The task
Please write out the material that follows, exactly as it stands.

Saved data entries:
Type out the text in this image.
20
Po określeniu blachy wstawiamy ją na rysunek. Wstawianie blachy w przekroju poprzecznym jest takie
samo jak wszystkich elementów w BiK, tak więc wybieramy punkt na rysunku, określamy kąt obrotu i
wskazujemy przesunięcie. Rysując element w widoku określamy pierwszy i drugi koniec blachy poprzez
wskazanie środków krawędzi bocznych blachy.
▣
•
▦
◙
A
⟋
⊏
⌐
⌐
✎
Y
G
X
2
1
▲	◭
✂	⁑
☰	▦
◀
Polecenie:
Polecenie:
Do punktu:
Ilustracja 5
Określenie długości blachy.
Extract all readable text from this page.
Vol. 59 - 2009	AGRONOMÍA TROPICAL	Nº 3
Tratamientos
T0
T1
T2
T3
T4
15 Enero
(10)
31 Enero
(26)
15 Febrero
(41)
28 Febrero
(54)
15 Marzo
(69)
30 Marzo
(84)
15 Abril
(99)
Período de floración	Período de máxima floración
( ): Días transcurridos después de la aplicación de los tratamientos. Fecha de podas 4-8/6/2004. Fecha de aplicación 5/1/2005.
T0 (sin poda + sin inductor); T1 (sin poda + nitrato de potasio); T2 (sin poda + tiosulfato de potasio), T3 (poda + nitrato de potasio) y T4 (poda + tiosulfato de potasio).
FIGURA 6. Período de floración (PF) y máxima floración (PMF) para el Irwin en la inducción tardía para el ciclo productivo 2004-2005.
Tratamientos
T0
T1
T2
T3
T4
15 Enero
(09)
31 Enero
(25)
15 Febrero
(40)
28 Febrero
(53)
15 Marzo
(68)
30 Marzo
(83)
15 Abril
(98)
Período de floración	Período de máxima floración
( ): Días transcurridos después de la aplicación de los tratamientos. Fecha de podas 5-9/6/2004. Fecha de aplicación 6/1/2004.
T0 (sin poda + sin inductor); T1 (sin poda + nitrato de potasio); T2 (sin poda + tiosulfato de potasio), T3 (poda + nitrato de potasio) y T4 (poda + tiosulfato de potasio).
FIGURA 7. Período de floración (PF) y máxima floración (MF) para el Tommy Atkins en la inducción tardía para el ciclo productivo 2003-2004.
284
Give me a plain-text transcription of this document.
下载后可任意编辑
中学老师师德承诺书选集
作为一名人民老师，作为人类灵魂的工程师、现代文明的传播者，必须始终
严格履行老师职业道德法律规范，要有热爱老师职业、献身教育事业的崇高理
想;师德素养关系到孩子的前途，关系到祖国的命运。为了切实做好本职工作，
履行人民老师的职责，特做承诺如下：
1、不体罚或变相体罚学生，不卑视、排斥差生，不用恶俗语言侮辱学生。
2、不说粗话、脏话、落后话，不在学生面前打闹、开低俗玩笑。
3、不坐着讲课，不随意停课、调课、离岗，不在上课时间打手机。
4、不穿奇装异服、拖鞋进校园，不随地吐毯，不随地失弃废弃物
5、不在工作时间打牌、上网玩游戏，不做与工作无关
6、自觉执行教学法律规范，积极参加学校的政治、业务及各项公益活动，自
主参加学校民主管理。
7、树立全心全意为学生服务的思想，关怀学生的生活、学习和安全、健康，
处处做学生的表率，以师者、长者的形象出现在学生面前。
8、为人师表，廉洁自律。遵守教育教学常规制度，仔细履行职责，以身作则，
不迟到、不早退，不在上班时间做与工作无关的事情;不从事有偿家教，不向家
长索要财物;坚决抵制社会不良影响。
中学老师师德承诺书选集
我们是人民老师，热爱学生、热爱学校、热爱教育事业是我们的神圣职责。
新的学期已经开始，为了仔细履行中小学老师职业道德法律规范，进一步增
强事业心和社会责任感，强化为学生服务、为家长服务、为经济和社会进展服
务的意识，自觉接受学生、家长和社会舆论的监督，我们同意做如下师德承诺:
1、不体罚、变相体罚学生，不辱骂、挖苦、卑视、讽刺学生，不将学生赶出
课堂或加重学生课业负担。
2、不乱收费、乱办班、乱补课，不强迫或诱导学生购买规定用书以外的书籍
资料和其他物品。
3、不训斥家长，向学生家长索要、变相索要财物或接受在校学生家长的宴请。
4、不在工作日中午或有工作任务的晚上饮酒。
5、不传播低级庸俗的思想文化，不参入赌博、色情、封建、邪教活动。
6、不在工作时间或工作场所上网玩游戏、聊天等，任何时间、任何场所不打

Solution to this exercise
Type out the text in this image.
20
Po określeniu blachy wstawiamy ją na rysunek. Wstawianie blachy w przekroju poprzecznym jest takie
samo jak wszystkich elementów w BiK, tak więc wybieramy punkt na rysunku, określamy kąt obrotu i
wskazujemy przesunięcie. Rysując element w widoku określamy pierwszy i drugi koniec blachy poprzez
wskazanie środków krawędzi bocznych blachy.
▣
•
▦
◙
A
⟋
⊏
⌐
⌐
✎
Y
G
X
2
1
▲	◭
✂	⁑
☰	▦
◀
Polecenie:
Polecenie:
Do punktu:
Ilustracja 5
Określenie długości blachy.
Extract all readable text from this page.
Vol. 59 - 2009	AGRONOMÍA TROPICAL	Nº 3
Tratamientos
T0
T1
T2
T3
T4
15 Enero
(10)
31 Enero
(26)
15 Febrero
(41)
28 Febrero
(54)
15 Marzo
(69)
30 Marzo
(84)
15 Abril
(99)
Período de floración	Período de máxima floración
( ): Días transcurridos después de la aplicación de los tratamientos. Fecha de podas 4-8/6/2004. Fecha de aplicación 5/1/2005.
T0 (sin poda + sin inductor); T1 (sin poda + nitrato de potasio); T2 (sin poda + tiosulfato de potasio), T3 (poda + nitrato de potasio) y T4 (poda + tiosulfato de potasio).
FIGURA 6. Período de floración (PF) y máxima floración (PMF) para el Irwin en la inducción tardía para el ciclo productivo 2004-2005.
Tratamientos
T0
T1
T2
T3
T4
15 Enero
(09)
31 Enero
(25)
15 Febrero
(40)
28 Febrero
(53)
15 Marzo
(68)
30 Marzo
(83)
15 Abril
(98)
Período de floración	Período de máxima floración
( ): Días transcurridos después de la aplicación de los tratamientos. Fecha de podas 5-9/6/2004. Fecha de aplicación 6/1/2004.
T0 (sin poda + sin inductor); T1 (sin poda + nitrato de potasio); T2 (sin poda + tiosulfato de potasio), T3 (poda + nitrato de potasio) y T4 (poda + tiosulfato de potasio).
FIGURA 7. Período de floración (PF) y máxima floración (MF) para el Tommy Atkins en la inducción tardía para el ciclo productivo 2003-2004.
284
Give me a plain-text transcription of this document.
下载后可任意编辑
中学老师师德承诺书选集
作为一名人民老师，作为人类灵魂的工程师、现代文明的传播者，必须始终
严格履行老师职业道德法律规范，要有热爱老师职业、献身教育事业的崇高理
想;师德素养关系到孩子的前途，关系到祖国的命运。为了切实做好本职工作，
履行人民老师的职责，特做承诺如下：
1、不体罚或变相体罚学生，不卑视、排斥差生，不用恶俗语言侮辱学生。
2、不说粗话、脏话、落后话，不在学生面前打闹、开低俗玩笑。
3、不坐着讲课，不随意停课、调课、离岗，不在上课时间打手机。
4、不穿奇装异服、拖鞋进校园，不随地吐毯，不随地失弃废弃物
5、不在工作时间打牌、上网玩游戏，不做与工作无关
6、自觉执行教学法律规范，积极参加学校的政治、业务及各项公益活动，自
主参加学校民主管理。
7、树立全心全意为学生服务的思想，关怀学生的生活、学习和安全、健康，
处处做学生的表率，以师者、长者的形象出现在学生面前。
8、为人师表，廉洁自律。遵守教育教学常规制度，仔细履行职责，以身作则，
不迟到、不早退，不在上班时间做与工作无关的事情;不从事有偿家教，不向家
长索要财物;坚决抵制社会不良影响。
中学老师师德承诺书选集
我们是人民老师，热爱学生、热爱学校、热爱教育事业是我们的神圣职责。
新的学期已经开始，为了仔细履行中小学老师职业道德法律规范，进一步增
强事业心和社会责任感，强化为学生服务、为家长服务、为经济和社会进展服
务的意识，自觉接受学生、家长和社会舆论的监督，我们同意做如下师德承诺:
1、不体罚、变相体罚学生，不辱骂、挖苦、卑视、讽刺学生，不将学生赶出
课堂或加重学生课业负担。
2、不乱收费、乱办班、乱补课，不强迫或诱导学生购买规定用书以外的书籍
资料和其他物品。
3、不训斥家长，向学生家长索要、变相索要财物或接受在校学生家长的宴请。
4、不在工作日中午或有工作任务的晚上饮酒。
5、不传播低级庸俗的思想文化，不参入赌博、色情、封建、邪教活动。
6、不在工作时间或工作场所上网玩游戏、聊天等，任何时间、任何场所不打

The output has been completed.